**WHAT NEEDS TO BE DONE:**
Where a line of the material contains the string "รายการคำร", copy that line.

**INFORMATION GIVEN:**
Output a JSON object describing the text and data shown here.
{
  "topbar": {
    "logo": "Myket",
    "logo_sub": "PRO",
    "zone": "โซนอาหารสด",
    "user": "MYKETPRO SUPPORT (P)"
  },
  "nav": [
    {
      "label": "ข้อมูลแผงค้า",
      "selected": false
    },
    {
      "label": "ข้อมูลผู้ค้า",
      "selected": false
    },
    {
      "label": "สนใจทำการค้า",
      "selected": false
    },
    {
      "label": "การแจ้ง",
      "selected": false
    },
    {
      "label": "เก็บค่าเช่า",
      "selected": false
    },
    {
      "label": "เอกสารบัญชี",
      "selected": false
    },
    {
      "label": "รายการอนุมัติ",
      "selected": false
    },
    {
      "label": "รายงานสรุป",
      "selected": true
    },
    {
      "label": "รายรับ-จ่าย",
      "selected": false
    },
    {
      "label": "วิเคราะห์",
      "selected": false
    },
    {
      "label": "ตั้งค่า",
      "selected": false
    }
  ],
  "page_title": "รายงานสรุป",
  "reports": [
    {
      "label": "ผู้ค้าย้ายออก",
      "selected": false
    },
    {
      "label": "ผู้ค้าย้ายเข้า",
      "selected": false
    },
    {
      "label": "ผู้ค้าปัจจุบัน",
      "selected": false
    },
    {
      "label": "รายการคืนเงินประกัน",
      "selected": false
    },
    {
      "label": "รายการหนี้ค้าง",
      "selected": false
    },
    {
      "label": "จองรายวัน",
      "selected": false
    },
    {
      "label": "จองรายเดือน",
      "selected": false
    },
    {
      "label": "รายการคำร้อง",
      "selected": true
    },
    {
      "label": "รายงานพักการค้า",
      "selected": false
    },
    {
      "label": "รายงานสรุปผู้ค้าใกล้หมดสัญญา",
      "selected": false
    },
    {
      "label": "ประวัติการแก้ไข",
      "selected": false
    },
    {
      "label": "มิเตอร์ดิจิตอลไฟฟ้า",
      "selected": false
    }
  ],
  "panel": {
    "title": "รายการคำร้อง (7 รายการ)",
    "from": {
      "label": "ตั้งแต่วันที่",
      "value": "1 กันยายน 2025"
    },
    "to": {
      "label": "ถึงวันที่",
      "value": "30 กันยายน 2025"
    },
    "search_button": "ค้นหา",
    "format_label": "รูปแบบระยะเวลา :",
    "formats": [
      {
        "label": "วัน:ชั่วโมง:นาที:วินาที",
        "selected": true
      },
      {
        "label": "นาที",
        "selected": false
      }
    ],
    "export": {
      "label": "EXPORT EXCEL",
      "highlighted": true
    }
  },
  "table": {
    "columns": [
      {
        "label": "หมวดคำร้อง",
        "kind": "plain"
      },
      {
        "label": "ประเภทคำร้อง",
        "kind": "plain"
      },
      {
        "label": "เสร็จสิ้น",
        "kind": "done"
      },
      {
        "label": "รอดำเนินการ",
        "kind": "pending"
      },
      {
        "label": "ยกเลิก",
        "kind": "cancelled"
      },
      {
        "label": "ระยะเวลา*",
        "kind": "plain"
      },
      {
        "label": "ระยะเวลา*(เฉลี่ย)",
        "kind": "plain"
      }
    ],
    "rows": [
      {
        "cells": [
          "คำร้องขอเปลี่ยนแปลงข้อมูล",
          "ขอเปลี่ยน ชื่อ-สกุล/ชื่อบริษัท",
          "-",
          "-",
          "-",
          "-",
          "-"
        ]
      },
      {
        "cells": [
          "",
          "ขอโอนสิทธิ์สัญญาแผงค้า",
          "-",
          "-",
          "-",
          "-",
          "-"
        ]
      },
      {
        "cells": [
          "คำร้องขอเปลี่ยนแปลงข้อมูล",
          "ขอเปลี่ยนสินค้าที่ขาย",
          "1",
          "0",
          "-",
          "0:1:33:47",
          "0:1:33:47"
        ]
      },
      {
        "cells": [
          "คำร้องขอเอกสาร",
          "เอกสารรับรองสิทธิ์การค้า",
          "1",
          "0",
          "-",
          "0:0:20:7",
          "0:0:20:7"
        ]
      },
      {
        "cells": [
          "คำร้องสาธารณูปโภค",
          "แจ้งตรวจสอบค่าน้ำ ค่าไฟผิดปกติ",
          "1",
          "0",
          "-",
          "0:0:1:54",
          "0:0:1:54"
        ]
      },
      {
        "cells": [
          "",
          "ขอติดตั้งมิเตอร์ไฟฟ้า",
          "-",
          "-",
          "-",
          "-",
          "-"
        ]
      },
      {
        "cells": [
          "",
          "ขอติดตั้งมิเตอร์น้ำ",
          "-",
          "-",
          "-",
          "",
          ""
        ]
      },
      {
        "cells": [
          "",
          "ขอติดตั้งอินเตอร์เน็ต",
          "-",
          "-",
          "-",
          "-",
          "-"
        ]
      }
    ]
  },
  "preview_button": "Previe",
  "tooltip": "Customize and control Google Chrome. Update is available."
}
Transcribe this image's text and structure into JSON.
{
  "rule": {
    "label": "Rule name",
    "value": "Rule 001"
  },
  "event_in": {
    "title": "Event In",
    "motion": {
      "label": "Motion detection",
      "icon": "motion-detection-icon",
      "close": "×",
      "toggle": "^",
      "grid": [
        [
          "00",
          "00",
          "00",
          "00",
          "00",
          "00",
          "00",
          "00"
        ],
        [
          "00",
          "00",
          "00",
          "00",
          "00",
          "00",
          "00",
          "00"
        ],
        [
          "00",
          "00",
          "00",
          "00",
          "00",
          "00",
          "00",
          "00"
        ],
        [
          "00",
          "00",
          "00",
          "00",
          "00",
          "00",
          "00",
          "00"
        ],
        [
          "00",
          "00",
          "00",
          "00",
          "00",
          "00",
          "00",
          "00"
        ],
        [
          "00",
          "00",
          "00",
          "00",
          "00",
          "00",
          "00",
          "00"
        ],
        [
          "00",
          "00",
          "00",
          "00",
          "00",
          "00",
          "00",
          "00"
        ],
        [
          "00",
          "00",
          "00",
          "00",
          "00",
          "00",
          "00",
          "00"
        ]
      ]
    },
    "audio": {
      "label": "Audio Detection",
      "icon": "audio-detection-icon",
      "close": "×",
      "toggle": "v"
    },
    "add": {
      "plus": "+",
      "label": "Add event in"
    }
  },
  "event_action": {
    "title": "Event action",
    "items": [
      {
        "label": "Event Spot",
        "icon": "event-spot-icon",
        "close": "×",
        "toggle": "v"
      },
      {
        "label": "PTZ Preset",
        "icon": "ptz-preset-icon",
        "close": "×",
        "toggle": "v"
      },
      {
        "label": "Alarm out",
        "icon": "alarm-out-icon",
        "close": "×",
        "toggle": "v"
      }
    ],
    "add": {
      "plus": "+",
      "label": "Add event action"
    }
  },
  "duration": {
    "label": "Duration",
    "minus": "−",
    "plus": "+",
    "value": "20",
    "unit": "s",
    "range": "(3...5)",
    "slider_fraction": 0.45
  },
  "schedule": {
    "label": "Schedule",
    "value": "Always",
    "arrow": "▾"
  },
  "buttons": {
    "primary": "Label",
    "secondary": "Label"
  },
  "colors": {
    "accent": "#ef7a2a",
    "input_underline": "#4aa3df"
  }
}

**TASK OUTPUT:**
      "label": "รายการคำร้อง",
    "title": "รายการคำร้อง (7 รายการ)",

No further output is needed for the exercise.